What you need to do.
Print every entry exactly as written.

Data excerpts.
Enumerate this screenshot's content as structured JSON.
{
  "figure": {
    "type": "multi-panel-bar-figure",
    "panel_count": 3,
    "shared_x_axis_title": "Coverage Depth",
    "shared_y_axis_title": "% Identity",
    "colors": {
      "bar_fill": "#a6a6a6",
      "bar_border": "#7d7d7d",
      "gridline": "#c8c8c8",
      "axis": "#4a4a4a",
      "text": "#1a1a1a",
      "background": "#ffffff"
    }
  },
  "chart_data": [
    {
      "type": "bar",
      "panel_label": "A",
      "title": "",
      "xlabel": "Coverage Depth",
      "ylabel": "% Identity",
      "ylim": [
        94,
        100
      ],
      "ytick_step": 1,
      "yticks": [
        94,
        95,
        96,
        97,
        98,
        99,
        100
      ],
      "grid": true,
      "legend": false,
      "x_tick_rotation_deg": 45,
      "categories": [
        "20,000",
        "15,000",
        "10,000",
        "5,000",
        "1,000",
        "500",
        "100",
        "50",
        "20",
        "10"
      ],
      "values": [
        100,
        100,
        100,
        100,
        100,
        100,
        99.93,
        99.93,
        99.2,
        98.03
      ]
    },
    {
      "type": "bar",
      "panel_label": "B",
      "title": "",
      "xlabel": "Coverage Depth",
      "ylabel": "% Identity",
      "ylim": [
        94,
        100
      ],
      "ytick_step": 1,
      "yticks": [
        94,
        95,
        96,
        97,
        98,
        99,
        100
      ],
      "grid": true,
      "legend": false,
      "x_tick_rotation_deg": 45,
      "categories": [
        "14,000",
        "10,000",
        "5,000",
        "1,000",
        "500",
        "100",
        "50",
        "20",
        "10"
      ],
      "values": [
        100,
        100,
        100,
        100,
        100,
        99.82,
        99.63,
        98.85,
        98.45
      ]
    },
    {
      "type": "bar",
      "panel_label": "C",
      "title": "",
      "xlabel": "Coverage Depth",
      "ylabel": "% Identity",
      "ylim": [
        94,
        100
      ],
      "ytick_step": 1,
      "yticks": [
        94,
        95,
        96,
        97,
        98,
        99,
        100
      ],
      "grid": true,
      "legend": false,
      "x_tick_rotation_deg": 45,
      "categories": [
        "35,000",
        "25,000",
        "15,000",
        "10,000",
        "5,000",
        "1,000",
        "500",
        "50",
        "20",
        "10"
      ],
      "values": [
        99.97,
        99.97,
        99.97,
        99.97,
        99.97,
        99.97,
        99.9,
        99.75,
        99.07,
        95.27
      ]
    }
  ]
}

Solution.
Enumerate this screenshot's content as structured JSON.
{
  "figure": {
    "type": "multi-panel-bar-figure",
    "panel_count": 3,
    "shared_x_axis_title": "Coverage Depth",
    "shared_y_axis_title": "% Identity",
    "colors": {
      "bar_fill": "#a6a6a6",
      "bar_border": "#7d7d7d",
      "gridline": "#c8c8c8",
      "axis": "#4a4a4a",
      "text": "#1a1a1a",
      "background": "#ffffff"
    }
  },
  "chart_data": [
    {
      "type": "bar",
      "panel_label": "A",
      "title": "",
      "xlabel": "Coverage Depth",
      "ylabel": "% Identity",
      "ylim": [
        94,
        100
      ],
      "ytick_step": 1,
      "yticks": [
        94,
        95,
        96,
        97,
        98,
        99,
        100
      ],
      "grid": true,
      "legend": false,
      "x_tick_rotation_deg": 45,
      "categories": [
        "20,000",
        "15,000",
        "10,000",
        "5,000",
        "1,000",
        "500",
        "100",
        "50",
        "20",
        "10"
      ],
      "values": [
        100,
        100,
        100,
        100,
        100,
        100,
        99.93,
        99.93,
        99.2,
        98.03
      ]
    },
    {
      "type": "bar",
      "panel_label": "B",
      "title": "",
      "xlabel": "Coverage Depth",
      "ylabel": "% Identity",
      "ylim": [
        94,
        100
      ],
      "ytick_step": 1,
      "yticks": [
        94,
        95,
        96,
        97,
        98,
        99,
        100
      ],
      "grid": true,
      "legend": false,
      "x_tick_rotation_deg": 45,
      "categories": [
        "14,000",
        "10,000",
        "5,000",
        "1,000",
        "500",
        "100",
        "50",
        "20",
        "10"
      ],
      "values": [
        100,
        100,
        100,
        100,
        100,
        99.82,
        99.63,
        98.85,
        98.45
      ]
    },
    {
      "type": "bar",
      "panel_label": "C",
      "title": "",
      "xlabel": "Coverage Depth",
      "ylabel": "% Identity",
      "ylim": [
        94,
        100
      ],
      "ytick_step": 1,
      "yticks": [
        94,
        95,
        96,
        97,
        98,
        99,
        100
      ],
      "grid": true,
      "legend": false,
      "x_tick_rotation_deg": 45,
      "categories": [
        "35,000",
        "25,000",
        "15,000",
        "10,000",
        "5,000",
        "1,000",
        "500",
        "50",
        "20",
        "10"
      ],
      "values": [
        99.97,
        99.97,
        99.97,
        99.97,
        99.97,
        99.97,
        99.9,
        99.75,
        99.07,
        95.27
      ]
    }
  ]
}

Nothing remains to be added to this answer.